**WHAT IS REQUIRED**
The records follow. Transcribe only the lines from the line containing "OCR this image." through the end, both ends included, and leave out the pictures.

**DATASET RECORDS**

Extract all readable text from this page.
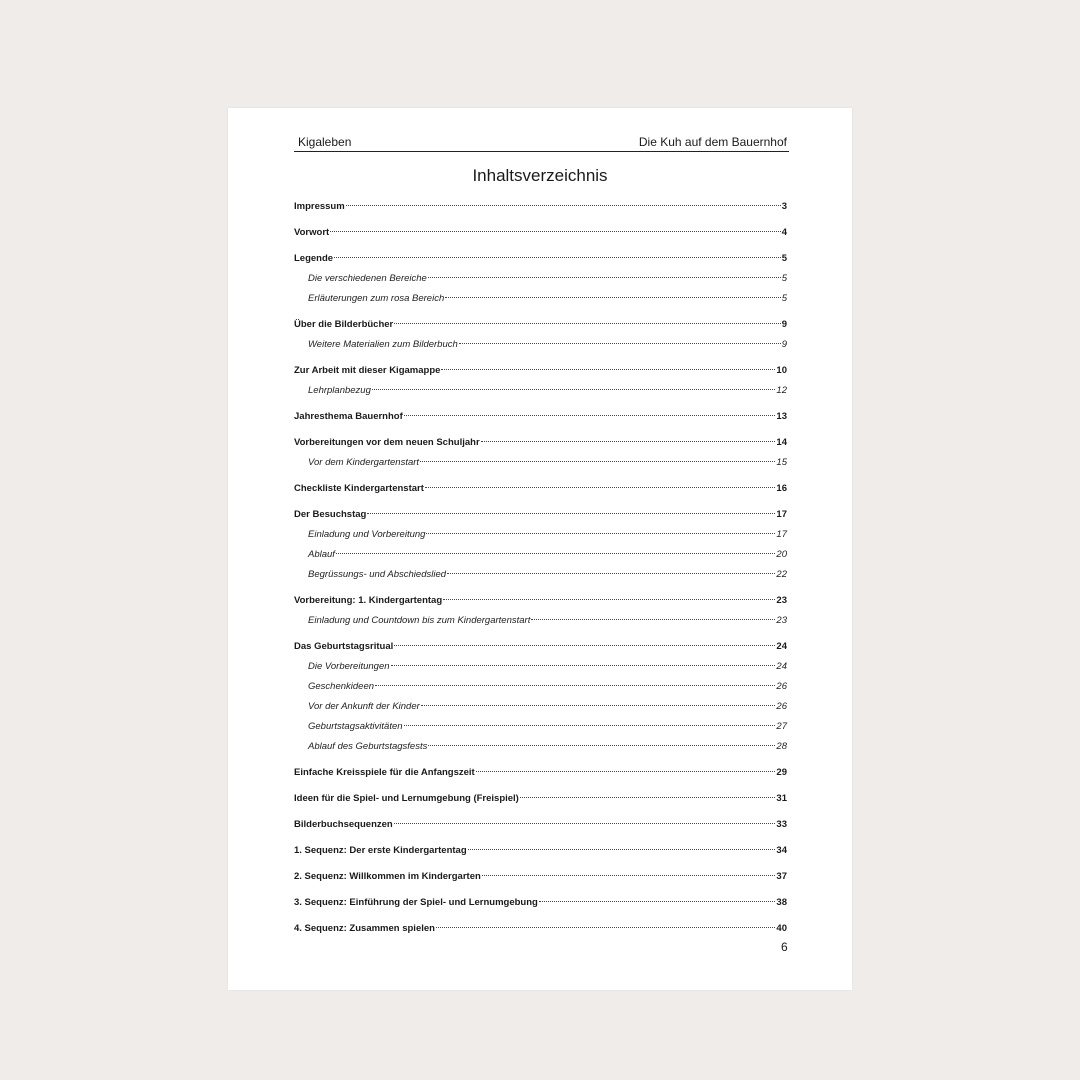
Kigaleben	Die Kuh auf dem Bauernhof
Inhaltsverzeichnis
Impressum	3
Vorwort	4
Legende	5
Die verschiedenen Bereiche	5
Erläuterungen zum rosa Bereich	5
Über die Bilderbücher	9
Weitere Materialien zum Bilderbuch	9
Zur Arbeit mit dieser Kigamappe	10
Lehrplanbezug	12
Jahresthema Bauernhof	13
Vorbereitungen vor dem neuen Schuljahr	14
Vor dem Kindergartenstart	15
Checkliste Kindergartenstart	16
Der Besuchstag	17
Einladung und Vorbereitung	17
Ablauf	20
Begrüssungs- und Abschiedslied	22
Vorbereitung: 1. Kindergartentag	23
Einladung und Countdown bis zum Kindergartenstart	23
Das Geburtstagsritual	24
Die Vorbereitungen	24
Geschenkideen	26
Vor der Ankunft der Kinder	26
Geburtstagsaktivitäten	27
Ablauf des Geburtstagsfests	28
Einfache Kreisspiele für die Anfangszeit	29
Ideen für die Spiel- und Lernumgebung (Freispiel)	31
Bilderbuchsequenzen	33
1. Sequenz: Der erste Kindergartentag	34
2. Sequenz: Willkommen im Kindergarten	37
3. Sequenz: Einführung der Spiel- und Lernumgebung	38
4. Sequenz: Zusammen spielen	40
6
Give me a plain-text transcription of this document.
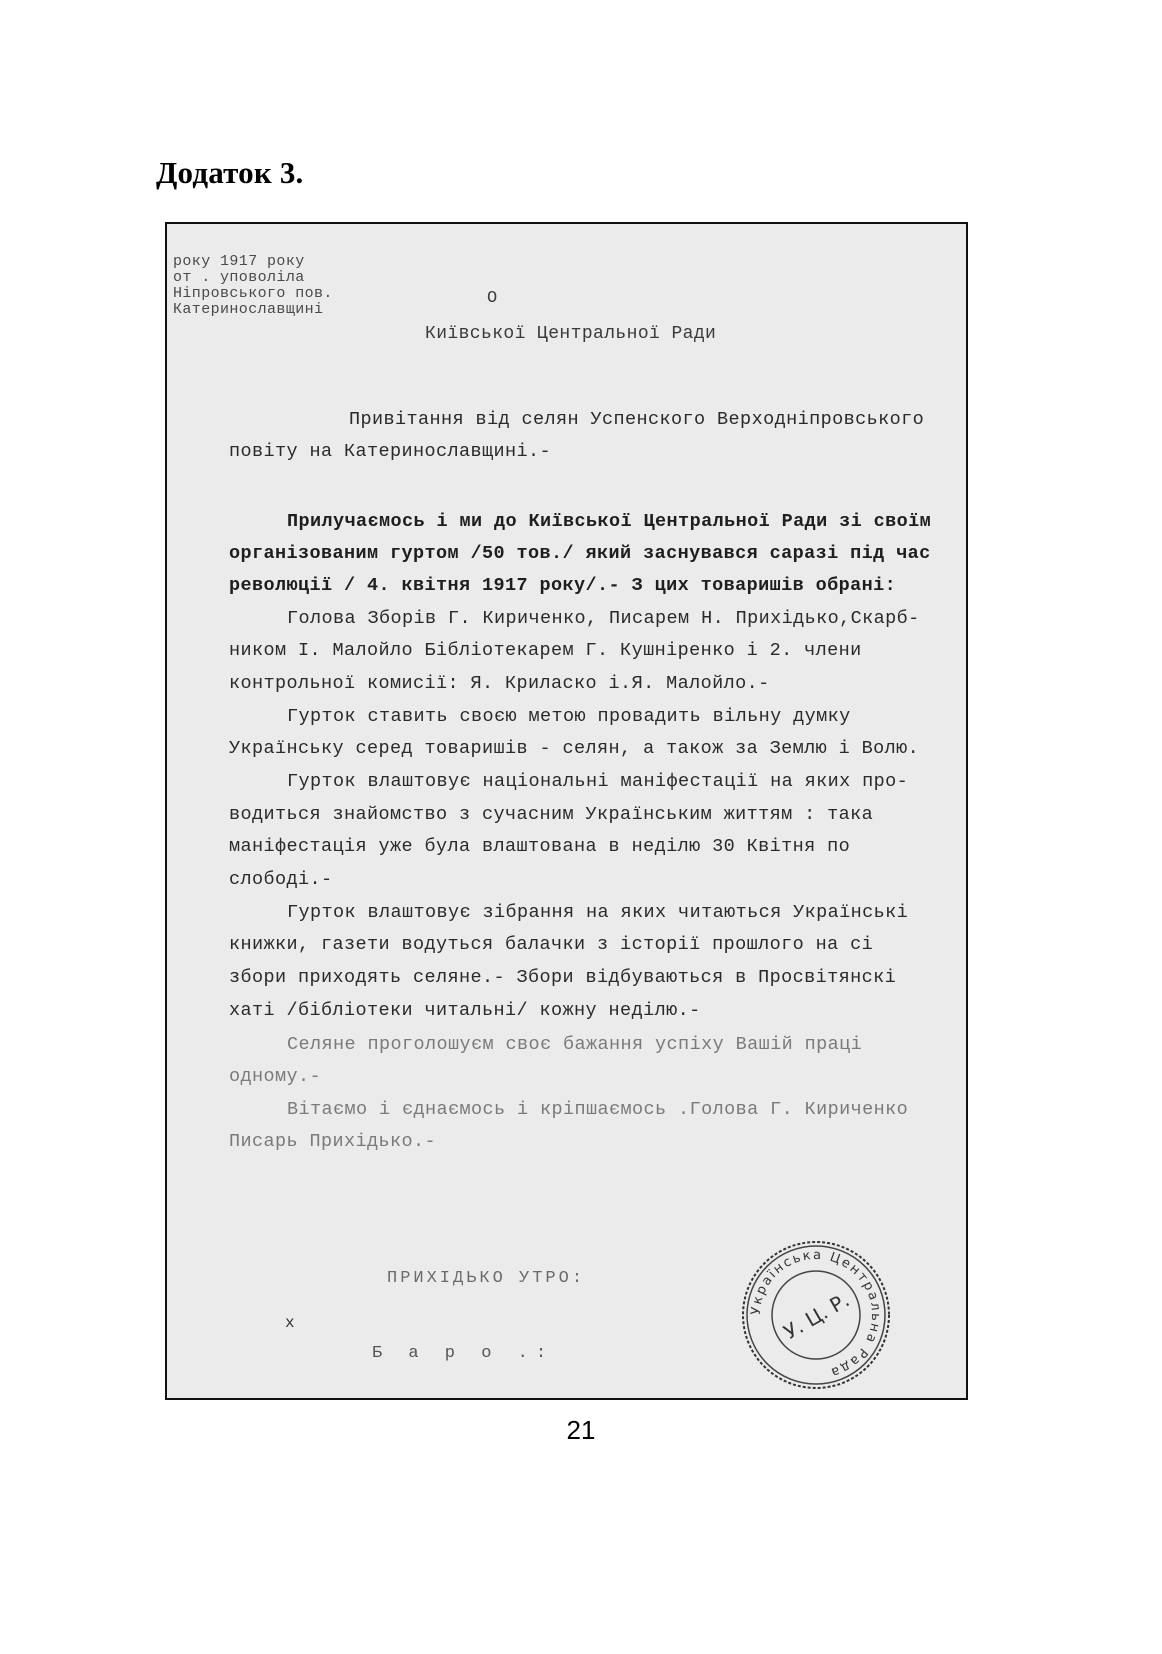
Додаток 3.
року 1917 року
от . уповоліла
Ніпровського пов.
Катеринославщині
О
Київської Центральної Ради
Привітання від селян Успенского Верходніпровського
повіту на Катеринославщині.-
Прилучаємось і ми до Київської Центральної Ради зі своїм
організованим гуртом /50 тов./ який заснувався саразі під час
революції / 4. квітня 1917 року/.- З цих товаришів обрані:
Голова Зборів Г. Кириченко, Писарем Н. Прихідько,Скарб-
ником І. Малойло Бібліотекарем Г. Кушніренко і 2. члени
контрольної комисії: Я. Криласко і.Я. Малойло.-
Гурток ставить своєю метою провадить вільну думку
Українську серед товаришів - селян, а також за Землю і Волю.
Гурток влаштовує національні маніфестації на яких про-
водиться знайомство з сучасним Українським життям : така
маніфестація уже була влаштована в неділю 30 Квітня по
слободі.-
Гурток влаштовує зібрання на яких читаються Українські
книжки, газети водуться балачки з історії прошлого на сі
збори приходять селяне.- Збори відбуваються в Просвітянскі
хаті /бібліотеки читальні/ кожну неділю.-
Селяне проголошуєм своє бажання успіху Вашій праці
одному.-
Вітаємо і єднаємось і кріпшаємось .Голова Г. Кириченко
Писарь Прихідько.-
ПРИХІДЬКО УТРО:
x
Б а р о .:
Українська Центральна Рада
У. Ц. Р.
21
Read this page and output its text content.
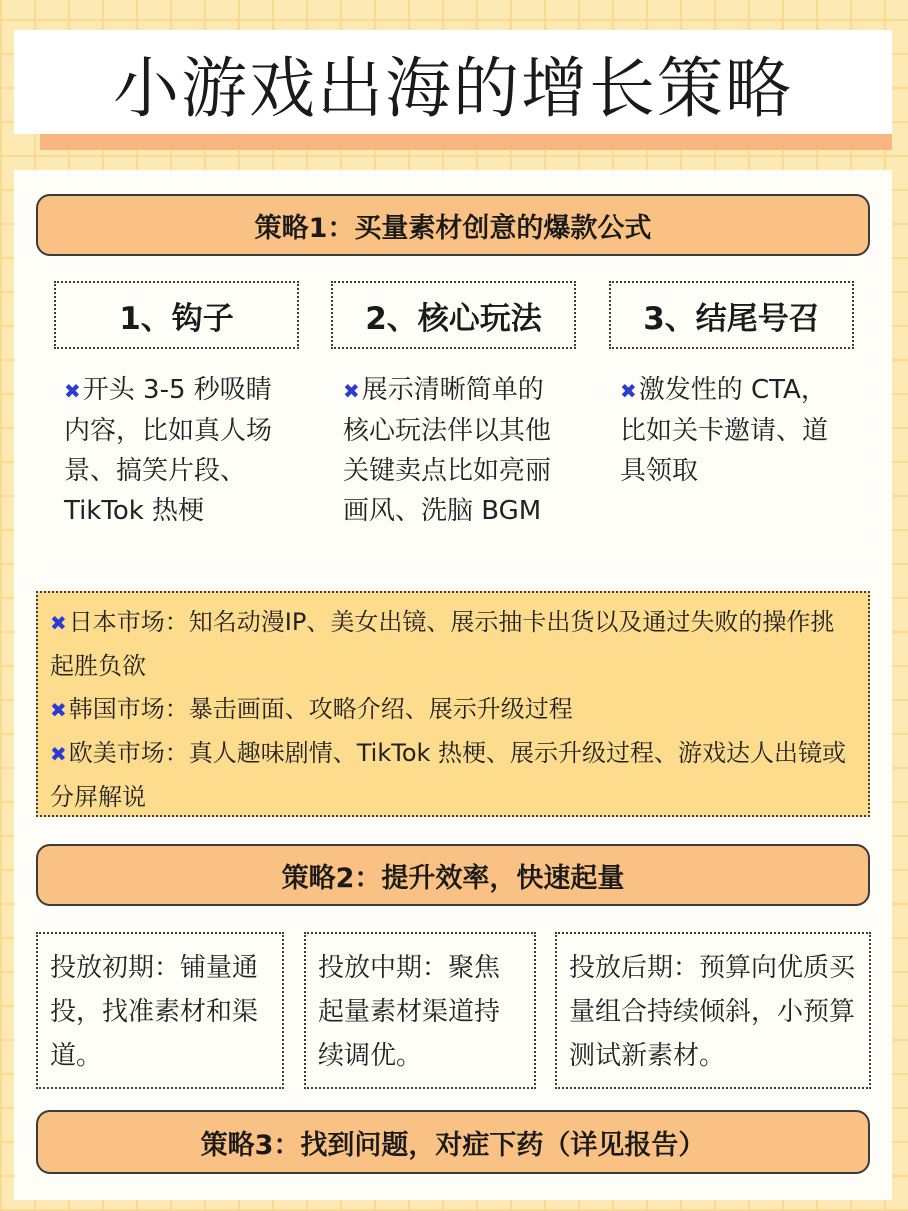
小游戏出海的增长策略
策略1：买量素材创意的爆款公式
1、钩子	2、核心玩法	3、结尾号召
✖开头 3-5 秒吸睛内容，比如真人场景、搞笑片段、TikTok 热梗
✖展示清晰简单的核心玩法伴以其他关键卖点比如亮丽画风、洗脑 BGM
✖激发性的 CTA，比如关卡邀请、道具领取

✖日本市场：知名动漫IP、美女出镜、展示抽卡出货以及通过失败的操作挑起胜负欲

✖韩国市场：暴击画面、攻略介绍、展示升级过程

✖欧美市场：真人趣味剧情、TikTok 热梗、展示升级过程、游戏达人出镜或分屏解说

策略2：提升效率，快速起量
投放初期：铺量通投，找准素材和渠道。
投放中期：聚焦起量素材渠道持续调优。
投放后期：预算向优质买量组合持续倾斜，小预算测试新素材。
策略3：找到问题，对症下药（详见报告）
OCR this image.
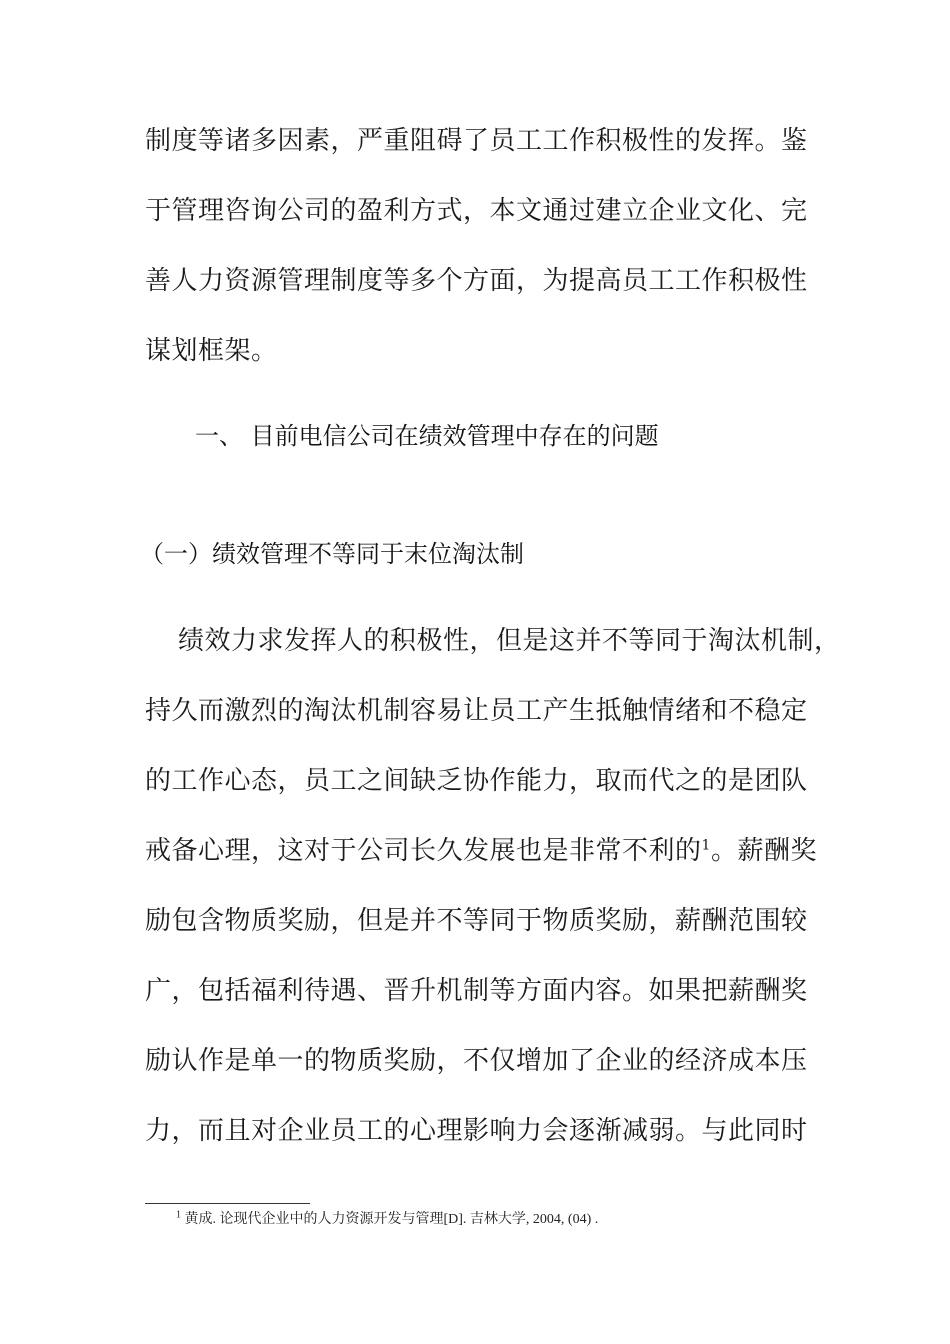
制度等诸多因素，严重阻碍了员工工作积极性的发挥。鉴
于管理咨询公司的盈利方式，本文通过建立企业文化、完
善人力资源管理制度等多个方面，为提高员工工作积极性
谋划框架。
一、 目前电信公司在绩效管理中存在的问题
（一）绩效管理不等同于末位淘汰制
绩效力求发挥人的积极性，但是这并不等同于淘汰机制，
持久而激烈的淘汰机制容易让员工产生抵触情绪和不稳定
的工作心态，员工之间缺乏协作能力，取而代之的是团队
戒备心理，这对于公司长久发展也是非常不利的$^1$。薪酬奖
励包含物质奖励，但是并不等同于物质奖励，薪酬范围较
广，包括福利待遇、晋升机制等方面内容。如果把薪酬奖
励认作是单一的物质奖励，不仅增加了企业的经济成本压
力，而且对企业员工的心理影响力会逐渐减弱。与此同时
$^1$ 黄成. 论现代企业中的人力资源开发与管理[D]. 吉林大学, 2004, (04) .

**THE REPLY**
OCR this image.
制度等诸多因素，严重阻碍了员工工作积极性的发挥。鉴
于管理咨询公司的盈利方式，本文通过建立企业文化、完
善人力资源管理制度等多个方面，为提高员工工作积极性
谋划框架。
一、 目前电信公司在绩效管理中存在的问题
（一）绩效管理不等同于末位淘汰制
绩效力求发挥人的积极性，但是这并不等同于淘汰机制，
持久而激烈的淘汰机制容易让员工产生抵触情绪和不稳定
的工作心态，员工之间缺乏协作能力，取而代之的是团队
戒备心理，这对于公司长久发展也是非常不利的$^1$。薪酬奖
励包含物质奖励，但是并不等同于物质奖励，薪酬范围较
广，包括福利待遇、晋升机制等方面内容。如果把薪酬奖
励认作是单一的物质奖励，不仅增加了企业的经济成本压
力，而且对企业员工的心理影响力会逐渐减弱。与此同时
$^1$ 黄成. 论现代企业中的人力资源开发与管理[D]. 吉林大学, 2004, (04) .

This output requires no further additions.